Desenvolvimento infantil: propostas para integração de políticas

Segunda edição da Série de Diálogos O Futuro se Aprende sobre Desenvolvimento Infantil traz propostas para a integração de políticas na área da primeira infância

Portal Porvir,

03 Outubro 2012 | 09h24

Os debates da segunda edição da Série de Diálogos O Futuro se Aprende sobre Desenvolvimento Infantil, com o secretário de Assuntos Estratégicos da Presidência da República, Ricardo Paes de Barros, geraram diversas proposições. Esta edição traz as propostas dos participantes para a integração de políticas na área da primeira infância.

O que disse o secretário:

“Hoje temos uma quantidade enorme de políticas para primeira infância.”

“Precisamos integrar essas políticas. Fazer com que funcionem como um sistema.”

“A integração tem que acontecer em nível local, para conseguirmos dar uma atenção integral, individualizada e personalizada a cada criança.”

Propostas dos Participantes:

 “Articulação de políticas públicas, considerar a criança como um ser único, a partir do qual as políticas devem ser integradas.”

Gisela Wajskop, do Instituto Singularidades

“Integração de políticas públicas da saúde, educação e assistência social, guardados os contextos e as necessidades de cada uma delas.”

Ângela Danemann, da Fundação Victor Civita

“Desmistificar intersetorialidade como uma ação que prejudica um ou outro setor. Uma boa creche é aquela que trabalha com as famílias, as unidades de saúde, a comunidade.”

Silvia Zanotti, do United Way Brasil

“Focar não só na educação, mas também no aspecto da saúde.”

José Luiz Setúbal, da Fundação Hospital Infantil Sabará

“Um programa integrado com a área de saúde porque é nessa área que estão as gestantes e as crianças durante o primeiro ano de vida.”

Sandra Grisi, da FMUSP / Instituto da Criança

“Os primeiros mil dias, desde a concepção até completar dois anos de idade, são considerados uma fase extremamente crítica e fundamental.”

▶ _ITENS FORNECIDOS_:
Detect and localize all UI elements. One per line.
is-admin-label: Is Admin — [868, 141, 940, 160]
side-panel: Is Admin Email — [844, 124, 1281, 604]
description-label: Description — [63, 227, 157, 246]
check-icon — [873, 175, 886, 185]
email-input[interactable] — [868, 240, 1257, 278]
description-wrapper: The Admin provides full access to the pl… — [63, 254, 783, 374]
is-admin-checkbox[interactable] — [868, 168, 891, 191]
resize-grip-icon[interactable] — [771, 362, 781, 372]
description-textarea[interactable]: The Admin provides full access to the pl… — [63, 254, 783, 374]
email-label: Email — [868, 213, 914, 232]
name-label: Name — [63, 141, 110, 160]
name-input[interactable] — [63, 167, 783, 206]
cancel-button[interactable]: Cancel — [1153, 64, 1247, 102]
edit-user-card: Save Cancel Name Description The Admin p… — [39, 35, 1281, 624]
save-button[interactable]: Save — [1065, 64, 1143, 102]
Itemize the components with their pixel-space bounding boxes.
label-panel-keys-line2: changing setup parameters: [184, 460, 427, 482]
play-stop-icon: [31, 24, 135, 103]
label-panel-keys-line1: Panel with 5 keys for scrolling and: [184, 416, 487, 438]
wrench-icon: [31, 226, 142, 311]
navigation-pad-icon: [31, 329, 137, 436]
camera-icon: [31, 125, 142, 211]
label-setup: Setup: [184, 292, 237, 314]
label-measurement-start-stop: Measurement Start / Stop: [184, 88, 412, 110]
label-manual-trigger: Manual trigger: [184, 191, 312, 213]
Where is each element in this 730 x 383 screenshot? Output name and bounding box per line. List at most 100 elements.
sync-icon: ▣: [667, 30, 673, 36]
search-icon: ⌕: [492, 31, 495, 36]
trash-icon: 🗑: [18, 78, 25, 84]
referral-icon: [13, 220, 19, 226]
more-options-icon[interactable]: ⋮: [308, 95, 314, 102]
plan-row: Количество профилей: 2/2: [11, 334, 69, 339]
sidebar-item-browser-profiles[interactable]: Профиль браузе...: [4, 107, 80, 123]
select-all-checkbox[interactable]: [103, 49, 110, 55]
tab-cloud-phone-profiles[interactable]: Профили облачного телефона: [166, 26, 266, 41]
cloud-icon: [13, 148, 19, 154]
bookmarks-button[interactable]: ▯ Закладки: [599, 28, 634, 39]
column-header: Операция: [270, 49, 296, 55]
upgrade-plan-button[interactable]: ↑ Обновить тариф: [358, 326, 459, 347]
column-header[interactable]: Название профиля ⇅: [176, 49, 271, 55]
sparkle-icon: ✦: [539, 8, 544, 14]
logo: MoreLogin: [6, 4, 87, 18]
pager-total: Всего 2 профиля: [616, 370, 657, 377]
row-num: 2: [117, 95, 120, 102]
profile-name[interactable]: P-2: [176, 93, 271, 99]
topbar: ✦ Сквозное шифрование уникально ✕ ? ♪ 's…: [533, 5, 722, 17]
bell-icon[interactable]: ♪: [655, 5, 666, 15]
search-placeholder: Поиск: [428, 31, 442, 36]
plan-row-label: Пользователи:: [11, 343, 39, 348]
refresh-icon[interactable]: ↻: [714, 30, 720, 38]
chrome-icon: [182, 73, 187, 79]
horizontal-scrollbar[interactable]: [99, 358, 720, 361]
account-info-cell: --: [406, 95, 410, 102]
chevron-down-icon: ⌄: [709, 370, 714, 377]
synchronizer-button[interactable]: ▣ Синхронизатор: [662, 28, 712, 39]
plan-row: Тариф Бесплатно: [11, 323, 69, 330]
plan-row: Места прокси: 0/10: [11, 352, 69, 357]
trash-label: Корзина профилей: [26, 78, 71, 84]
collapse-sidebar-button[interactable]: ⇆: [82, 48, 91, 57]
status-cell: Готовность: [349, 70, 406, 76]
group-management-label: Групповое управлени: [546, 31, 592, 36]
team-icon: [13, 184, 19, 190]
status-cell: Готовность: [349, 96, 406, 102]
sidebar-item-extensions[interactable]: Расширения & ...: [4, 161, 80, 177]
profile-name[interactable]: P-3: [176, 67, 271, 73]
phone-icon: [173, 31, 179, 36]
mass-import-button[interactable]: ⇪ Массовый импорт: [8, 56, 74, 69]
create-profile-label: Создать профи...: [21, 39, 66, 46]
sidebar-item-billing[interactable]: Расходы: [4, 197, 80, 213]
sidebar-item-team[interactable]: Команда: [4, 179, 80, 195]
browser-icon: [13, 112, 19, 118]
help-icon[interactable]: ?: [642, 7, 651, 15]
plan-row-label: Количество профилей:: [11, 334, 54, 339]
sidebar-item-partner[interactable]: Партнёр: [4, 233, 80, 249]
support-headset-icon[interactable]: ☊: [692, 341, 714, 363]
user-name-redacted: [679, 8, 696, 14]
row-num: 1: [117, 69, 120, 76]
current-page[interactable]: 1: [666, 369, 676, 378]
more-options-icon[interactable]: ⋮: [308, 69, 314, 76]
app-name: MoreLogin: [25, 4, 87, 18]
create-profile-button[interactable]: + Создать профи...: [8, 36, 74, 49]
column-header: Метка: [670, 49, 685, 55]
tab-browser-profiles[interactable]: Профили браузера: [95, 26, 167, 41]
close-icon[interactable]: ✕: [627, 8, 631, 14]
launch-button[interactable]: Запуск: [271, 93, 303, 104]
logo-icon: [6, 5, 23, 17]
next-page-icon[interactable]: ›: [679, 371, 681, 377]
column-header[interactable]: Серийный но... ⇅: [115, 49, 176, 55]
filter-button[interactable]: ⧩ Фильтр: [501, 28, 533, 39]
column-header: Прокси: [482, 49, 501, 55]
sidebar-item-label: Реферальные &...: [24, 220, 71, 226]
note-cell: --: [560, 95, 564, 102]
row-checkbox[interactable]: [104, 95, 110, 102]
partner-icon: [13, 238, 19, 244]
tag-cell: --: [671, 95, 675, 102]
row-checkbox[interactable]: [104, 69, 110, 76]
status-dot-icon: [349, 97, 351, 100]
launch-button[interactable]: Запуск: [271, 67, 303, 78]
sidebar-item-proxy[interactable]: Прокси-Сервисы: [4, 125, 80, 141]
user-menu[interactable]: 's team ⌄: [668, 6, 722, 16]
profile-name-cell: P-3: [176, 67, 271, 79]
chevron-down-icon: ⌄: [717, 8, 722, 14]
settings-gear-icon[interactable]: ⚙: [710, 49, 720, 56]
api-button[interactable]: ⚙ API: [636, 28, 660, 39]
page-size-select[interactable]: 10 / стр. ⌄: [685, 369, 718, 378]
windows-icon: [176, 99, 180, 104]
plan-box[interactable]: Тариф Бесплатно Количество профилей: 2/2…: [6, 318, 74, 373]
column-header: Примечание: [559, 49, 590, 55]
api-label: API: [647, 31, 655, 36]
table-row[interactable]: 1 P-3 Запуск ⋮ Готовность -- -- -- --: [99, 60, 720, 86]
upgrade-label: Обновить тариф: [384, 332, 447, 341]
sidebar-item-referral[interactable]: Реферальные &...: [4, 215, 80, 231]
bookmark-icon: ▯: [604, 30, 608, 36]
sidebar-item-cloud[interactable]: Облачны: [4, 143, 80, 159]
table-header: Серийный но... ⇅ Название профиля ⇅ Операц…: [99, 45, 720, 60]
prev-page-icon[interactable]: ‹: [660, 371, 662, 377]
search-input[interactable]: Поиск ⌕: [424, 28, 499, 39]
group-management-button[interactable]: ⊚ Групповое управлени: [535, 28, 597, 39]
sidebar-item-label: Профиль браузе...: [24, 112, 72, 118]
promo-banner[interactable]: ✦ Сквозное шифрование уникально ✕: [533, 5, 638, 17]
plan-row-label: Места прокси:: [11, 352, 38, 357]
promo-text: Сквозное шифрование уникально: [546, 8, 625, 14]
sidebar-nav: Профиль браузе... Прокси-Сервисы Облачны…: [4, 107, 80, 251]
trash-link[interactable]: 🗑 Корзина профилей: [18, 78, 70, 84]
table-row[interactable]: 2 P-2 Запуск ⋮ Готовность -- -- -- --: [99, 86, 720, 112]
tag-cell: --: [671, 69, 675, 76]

▶ _O QUE FAZER_:
Dê sequência ao texto sobre a integração de políticas para a primeira infância a partir do ponto em que ele termina. Os itens são um material à parte, sem ligação com o texto.

▶ _RESPOSTA_:
Roberto Sato, da Nestlé

“Trabalhamos com crianças que têm dificuldade para aprender e é muito comum que elas e suas famílias sejam referenciadas e contra-referenciadas para educação e saúde.  Acreditamos nas ações locais, mas sempre intersetoriais e envolvendo a família necessariamente.”

Mônica Weinstein, do Instituto ABCD

Confira o vídeo completo com as propostas dos participantes:

“A ampliação do número de creches para atendimento das crianças de zero a três anos e que estes espaços estejam nas localidades mais carentes e sejam tratados profissionalmente. Não dá para ser dogmático em relação ao atendimento às crianças. Nenhum setor é dono delas, mas elas definitivamente têm direito a um atendimento de qualidade.”

Maria do Pilar Larceda, da Fundação SM

“A reunião dos diversos conselhos estaduais e municipais de saúde, educação, assistência, conselhos de direitos, para levantar o tema, para fazer advocacy em relação à promoção dos direitos da primeira infância.”

Gabriela Aratangy Pluciennik, da Fundação Maria Cecília Souto Vidigal

“O que eu tenho visto nos municípios é que conseguimos dialogar com o poder público no que se refere à saúde, à educação, à assistência social, mas quando a proposta é discutir a questão do direito a brincar, não há espaço. O investimento social privado deve levantar essa questão do direito a brincar como algo fundamental para o desenvolvimento infantil.”